+++ Data supplied +++

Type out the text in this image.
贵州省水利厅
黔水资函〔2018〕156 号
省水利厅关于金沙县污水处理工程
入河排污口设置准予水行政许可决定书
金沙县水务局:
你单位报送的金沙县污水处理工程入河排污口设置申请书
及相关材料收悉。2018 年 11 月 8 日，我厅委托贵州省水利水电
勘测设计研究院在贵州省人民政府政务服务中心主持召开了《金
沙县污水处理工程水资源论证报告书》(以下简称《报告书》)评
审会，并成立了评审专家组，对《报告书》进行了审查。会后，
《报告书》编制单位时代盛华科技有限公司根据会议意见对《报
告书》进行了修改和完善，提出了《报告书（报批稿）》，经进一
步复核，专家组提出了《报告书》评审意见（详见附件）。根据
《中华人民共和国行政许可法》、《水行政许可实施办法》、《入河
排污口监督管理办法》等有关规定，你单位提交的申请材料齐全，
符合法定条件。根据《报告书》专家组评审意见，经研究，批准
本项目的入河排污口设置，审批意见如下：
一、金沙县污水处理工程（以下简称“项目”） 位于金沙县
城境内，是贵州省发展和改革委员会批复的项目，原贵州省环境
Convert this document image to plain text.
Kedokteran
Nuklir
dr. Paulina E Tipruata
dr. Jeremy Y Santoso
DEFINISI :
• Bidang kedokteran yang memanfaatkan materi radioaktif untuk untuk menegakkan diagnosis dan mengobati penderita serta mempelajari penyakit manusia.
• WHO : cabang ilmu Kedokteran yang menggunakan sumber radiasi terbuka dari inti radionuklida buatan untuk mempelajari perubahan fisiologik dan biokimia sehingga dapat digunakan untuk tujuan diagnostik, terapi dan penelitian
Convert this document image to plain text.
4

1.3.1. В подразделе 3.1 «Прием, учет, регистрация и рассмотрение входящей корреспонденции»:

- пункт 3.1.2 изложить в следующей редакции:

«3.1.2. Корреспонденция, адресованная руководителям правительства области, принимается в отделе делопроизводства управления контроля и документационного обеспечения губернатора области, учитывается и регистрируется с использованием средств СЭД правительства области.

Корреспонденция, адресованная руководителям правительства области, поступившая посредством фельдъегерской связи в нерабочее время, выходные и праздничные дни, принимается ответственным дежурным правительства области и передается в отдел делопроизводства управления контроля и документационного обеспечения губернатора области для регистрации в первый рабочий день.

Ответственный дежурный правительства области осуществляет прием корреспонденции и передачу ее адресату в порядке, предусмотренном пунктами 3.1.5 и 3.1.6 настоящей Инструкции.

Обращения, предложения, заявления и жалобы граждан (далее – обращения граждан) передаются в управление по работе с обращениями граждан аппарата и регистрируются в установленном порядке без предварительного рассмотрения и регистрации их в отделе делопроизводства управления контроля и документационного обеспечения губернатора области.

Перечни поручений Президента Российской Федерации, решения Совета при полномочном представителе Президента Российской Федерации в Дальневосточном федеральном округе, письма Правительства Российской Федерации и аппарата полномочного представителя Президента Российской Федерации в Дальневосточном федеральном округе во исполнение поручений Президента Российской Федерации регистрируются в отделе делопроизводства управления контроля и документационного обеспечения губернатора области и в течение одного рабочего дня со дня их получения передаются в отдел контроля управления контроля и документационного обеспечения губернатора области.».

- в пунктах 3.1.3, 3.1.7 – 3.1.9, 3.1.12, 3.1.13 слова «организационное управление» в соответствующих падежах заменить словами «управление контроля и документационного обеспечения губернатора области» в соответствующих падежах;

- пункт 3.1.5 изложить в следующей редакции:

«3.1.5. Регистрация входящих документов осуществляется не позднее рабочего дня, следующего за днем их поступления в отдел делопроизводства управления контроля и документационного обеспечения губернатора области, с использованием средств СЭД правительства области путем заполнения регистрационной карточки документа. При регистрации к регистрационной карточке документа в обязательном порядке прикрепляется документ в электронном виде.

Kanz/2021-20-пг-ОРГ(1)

+++

Repeat the entries shown above, every one, word for word.

**Response to the task**:
Type out the text in this image.
贵州省水利厅
黔水资函〔2018〕156 号
省水利厅关于金沙县污水处理工程
入河排污口设置准予水行政许可决定书
金沙县水务局:
你单位报送的金沙县污水处理工程入河排污口设置申请书
及相关材料收悉。2018 年 11 月 8 日，我厅委托贵州省水利水电
勘测设计研究院在贵州省人民政府政务服务中心主持召开了《金
沙县污水处理工程水资源论证报告书》(以下简称《报告书》)评
审会，并成立了评审专家组，对《报告书》进行了审查。会后，
《报告书》编制单位时代盛华科技有限公司根据会议意见对《报
告书》进行了修改和完善，提出了《报告书（报批稿）》，经进一
步复核，专家组提出了《报告书》评审意见（详见附件）。根据
《中华人民共和国行政许可法》、《水行政许可实施办法》、《入河
排污口监督管理办法》等有关规定，你单位提交的申请材料齐全，
符合法定条件。根据《报告书》专家组评审意见，经研究，批准
本项目的入河排污口设置，审批意见如下：
一、金沙县污水处理工程（以下简称“项目”） 位于金沙县
城境内，是贵州省发展和改革委员会批复的项目，原贵州省环境
Convert this document image to plain text.
Kedokteran
Nuklir
dr. Paulina E Tipruata
dr. Jeremy Y Santoso
DEFINISI :
• Bidang kedokteran yang memanfaatkan materi radioaktif untuk untuk menegakkan diagnosis dan mengobati penderita serta mempelajari penyakit manusia.
• WHO : cabang ilmu Kedokteran yang menggunakan sumber radiasi terbuka dari inti radionuklida buatan untuk mempelajari perubahan fisiologik dan biokimia sehingga dapat digunakan untuk tujuan diagnostik, terapi dan penelitian
Convert this document image to plain text.
4

1.3.1. В подразделе 3.1 «Прием, учет, регистрация и рассмотрение входящей корреспонденции»:

- пункт 3.1.2 изложить в следующей редакции:

«3.1.2. Корреспонденция, адресованная руководителям правительства области, принимается в отделе делопроизводства управления контроля и документационного обеспечения губернатора области, учитывается и регистрируется с использованием средств СЭД правительства области.

Корреспонденция, адресованная руководителям правительства области, поступившая посредством фельдъегерской связи в нерабочее время, выходные и праздничные дни, принимается ответственным дежурным правительства области и передается в отдел делопроизводства управления контроля и документационного обеспечения губернатора области для регистрации в первый рабочий день.

Ответственный дежурный правительства области осуществляет прием корреспонденции и передачу ее адресату в порядке, предусмотренном пунктами 3.1.5 и 3.1.6 настоящей Инструкции.

Обращения, предложения, заявления и жалобы граждан (далее – обращения граждан) передаются в управление по работе с обращениями граждан аппарата и регистрируются в установленном порядке без предварительного рассмотрения и регистрации их в отделе делопроизводства управления контроля и документационного обеспечения губернатора области.

Перечни поручений Президента Российской Федерации, решения Совета при полномочном представителе Президента Российской Федерации в Дальневосточном федеральном округе, письма Правительства Российской Федерации и аппарата полномочного представителя Президента Российской Федерации в Дальневосточном федеральном округе во исполнение поручений Президента Российской Федерации регистрируются в отделе делопроизводства управления контроля и документационного обеспечения губернатора области и в течение одного рабочего дня со дня их получения передаются в отдел контроля управления контроля и документационного обеспечения губернатора области.».

- в пунктах 3.1.3, 3.1.7 – 3.1.9, 3.1.12, 3.1.13 слова «организационное управление» в соответствующих падежах заменить словами «управление контроля и документационного обеспечения губернатора области» в соответствующих падежах;

- пункт 3.1.5 изложить в следующей редакции:

«3.1.5. Регистрация входящих документов осуществляется не позднее рабочего дня, следующего за днем их поступления в отдел делопроизводства управления контроля и документационного обеспечения губернатора области, с использованием средств СЭД правительства области путем заполнения регистрационной карточки документа. При регистрации к регистрационной карточке документа в обязательном порядке прикрепляется документ в электронном виде.

Kanz/2021-20-пг-ОРГ(1)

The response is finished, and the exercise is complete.